That said, there are cases where you need to ensure that once data is ingested, it’s available on a certain number of replicas, preferably all replicas. The problem is that it’s harder to work with in a fault-tolerant system. By default, ClickHouse is quite resilient: it sacrifices strong consistency in favor of availability and partition tolerance. You can keep ingesting data, and it will eventually become consistent once the issues preventing replication are resolved. For example, after a network partition, replicas will resynchronize when connectivity is restored. It’s not always perfect, sometimes you need to intervene manually, but the default behavior is robust.

Insert quorum forces ClickHouse to operate in a synchronous mode, essentially a distributed commit. The impact on data loading is that it increases the latency of each insert. For example, with a two-replica cluster, the minimum quorum is one, so there’s no real point in using quorum there. But with three replicas and a minimum quorum of two, in a DR scenario where one replica is in a remote data center with 50-100ms latency, every single part commit will incur that additional network latency.

----------------------------------------

What to do –
A - Condense the paragraph of the passage on ClickHouse replication that begins "That said, there are cases" into a shorter version that keeps its main facts.
B - Reproduce the passage on ClickHouse replication between "Insert quorum forces" and "additional network latency.", inclusive, switching "data center" to "region".
C - Name the properties that the passage on ClickHouse replication says ClickHouse sacrifices or favors by default, and indicate which is which.

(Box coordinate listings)
----------------------------------------

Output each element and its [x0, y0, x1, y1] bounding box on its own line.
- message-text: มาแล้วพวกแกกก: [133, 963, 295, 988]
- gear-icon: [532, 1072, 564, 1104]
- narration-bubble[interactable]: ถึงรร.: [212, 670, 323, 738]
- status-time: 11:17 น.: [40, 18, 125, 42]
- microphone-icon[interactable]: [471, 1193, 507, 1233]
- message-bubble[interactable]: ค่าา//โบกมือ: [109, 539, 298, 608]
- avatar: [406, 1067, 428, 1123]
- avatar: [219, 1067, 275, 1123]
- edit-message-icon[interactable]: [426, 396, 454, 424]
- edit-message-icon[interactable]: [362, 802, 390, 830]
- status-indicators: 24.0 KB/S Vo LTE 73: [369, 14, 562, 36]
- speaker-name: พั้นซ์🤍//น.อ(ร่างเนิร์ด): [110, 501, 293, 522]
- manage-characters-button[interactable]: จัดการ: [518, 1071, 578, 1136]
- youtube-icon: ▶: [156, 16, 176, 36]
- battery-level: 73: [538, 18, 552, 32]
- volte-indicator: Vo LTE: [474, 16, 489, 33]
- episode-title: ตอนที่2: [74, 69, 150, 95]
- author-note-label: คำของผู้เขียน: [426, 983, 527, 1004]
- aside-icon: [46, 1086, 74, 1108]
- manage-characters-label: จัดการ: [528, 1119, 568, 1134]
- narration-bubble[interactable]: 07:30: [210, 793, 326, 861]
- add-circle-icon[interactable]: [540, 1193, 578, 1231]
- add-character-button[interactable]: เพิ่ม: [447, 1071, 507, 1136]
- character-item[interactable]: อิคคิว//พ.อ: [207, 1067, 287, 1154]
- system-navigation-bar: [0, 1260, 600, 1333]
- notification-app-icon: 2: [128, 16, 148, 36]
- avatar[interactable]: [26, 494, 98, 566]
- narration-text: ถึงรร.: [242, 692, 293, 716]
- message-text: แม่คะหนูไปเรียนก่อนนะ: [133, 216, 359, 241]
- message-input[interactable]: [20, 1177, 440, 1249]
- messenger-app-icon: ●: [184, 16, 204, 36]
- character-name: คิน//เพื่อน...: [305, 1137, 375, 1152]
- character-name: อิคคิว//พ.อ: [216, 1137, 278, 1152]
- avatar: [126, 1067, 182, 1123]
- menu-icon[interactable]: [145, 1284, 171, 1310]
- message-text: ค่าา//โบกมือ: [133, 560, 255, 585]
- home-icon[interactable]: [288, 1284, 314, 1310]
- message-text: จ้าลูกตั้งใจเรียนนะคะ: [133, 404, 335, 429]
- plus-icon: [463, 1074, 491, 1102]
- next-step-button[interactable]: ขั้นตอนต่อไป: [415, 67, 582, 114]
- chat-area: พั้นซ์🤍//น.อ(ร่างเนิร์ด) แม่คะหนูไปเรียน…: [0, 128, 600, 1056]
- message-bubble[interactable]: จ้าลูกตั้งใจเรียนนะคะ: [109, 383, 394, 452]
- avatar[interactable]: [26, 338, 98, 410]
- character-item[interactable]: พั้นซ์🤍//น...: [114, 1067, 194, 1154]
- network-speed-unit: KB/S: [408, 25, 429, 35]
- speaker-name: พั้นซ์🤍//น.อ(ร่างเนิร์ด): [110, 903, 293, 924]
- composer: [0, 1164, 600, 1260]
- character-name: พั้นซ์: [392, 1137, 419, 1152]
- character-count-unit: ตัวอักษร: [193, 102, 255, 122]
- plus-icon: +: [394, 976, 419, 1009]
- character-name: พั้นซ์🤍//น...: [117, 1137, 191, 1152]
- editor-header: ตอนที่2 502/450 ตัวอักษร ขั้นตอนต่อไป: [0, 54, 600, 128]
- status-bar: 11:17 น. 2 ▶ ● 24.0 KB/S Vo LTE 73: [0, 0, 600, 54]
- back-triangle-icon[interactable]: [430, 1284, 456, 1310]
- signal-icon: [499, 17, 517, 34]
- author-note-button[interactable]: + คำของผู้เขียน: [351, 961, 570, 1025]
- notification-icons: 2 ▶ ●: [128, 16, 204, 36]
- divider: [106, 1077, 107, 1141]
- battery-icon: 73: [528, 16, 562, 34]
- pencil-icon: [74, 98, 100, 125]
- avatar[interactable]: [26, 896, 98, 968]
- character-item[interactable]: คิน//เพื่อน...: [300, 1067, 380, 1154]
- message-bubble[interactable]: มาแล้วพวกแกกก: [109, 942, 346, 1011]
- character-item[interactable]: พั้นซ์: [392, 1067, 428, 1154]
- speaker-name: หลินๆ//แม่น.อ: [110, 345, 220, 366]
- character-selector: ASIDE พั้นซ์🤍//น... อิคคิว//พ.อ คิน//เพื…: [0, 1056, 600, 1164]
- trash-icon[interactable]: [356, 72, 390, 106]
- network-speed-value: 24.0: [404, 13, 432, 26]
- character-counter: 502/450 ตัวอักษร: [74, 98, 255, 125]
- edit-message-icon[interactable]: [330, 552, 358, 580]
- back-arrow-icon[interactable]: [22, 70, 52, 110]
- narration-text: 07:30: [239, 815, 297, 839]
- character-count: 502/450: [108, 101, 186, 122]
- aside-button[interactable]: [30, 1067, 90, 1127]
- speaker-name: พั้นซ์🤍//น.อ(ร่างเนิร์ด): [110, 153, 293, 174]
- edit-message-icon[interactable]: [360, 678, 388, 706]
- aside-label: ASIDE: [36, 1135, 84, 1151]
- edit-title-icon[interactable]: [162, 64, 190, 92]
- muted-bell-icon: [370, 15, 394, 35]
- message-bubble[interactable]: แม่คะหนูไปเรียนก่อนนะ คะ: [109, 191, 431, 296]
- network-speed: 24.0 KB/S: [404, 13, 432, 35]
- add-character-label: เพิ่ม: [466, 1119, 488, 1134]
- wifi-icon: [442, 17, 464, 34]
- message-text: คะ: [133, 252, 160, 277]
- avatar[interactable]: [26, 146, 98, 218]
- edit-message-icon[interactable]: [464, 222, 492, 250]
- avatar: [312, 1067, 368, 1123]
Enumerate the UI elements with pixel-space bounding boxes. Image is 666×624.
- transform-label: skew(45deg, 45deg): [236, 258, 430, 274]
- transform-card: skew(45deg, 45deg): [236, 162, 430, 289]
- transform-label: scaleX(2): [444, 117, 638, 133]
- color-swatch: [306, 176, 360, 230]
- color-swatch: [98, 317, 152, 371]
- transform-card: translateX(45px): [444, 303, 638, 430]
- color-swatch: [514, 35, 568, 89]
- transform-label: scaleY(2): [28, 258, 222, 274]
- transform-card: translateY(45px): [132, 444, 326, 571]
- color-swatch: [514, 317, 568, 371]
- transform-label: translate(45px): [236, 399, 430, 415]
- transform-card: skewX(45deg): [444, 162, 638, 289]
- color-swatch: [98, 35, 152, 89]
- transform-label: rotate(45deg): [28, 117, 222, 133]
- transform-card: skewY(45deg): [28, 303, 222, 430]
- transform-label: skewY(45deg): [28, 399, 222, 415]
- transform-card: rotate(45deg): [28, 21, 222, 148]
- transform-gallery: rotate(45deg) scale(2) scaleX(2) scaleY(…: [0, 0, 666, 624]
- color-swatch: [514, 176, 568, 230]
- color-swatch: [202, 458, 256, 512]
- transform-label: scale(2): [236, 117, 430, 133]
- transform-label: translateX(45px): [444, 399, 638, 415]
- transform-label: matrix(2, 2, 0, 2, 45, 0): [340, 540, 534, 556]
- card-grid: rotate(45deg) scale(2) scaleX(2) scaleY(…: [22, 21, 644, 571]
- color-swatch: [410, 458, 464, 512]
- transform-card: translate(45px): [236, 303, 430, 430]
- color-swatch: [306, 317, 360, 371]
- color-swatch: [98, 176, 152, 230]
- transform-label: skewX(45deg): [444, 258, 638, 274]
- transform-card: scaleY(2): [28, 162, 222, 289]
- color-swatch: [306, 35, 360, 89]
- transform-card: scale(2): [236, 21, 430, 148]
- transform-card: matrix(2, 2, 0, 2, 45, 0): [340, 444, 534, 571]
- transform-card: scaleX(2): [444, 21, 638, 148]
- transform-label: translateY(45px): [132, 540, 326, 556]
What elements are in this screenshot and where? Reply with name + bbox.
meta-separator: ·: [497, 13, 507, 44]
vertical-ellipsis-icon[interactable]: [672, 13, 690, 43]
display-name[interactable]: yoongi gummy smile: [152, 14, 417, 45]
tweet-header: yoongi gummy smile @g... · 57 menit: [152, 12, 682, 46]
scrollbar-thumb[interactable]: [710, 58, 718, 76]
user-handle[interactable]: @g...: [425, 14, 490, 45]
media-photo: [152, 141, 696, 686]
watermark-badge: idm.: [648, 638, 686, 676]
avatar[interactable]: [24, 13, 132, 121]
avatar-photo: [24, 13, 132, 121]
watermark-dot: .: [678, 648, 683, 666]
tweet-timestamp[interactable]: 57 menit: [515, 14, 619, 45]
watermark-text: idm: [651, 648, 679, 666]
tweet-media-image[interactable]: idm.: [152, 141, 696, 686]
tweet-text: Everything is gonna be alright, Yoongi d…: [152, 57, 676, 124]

----------------------------------------

Replies –
A - Sometimes ingested data must be guaranteed on a set number of replicas, ideally all of them, but this is harder in a fault-tolerant system. By default, ClickHouse gives up strong consistency for availability and partition tolerance. Ingestion can continue, and the replicas become consistent once replication problems are resolved, as when they resynchronize after a network partition ends. Manual intervention is sometimes needed, but the default behavior is robust.

B -
Insert quorum forces ClickHouse to operate in a synchronous mode, essentially a distributed commit. The impact on data loading is that it increases the latency of each insert. For example, with a two-replica cluster, the minimum quorum is one, so there’s no real point in using quorum there. But with three replicas and a minimum quorum of two, in a DR scenario where one replica is in a remote region with 50-100ms latency, every single part commit will incur that additional network latency.

C - Strong consistency (sacrificed), availability (favored), partition tolerance (favored)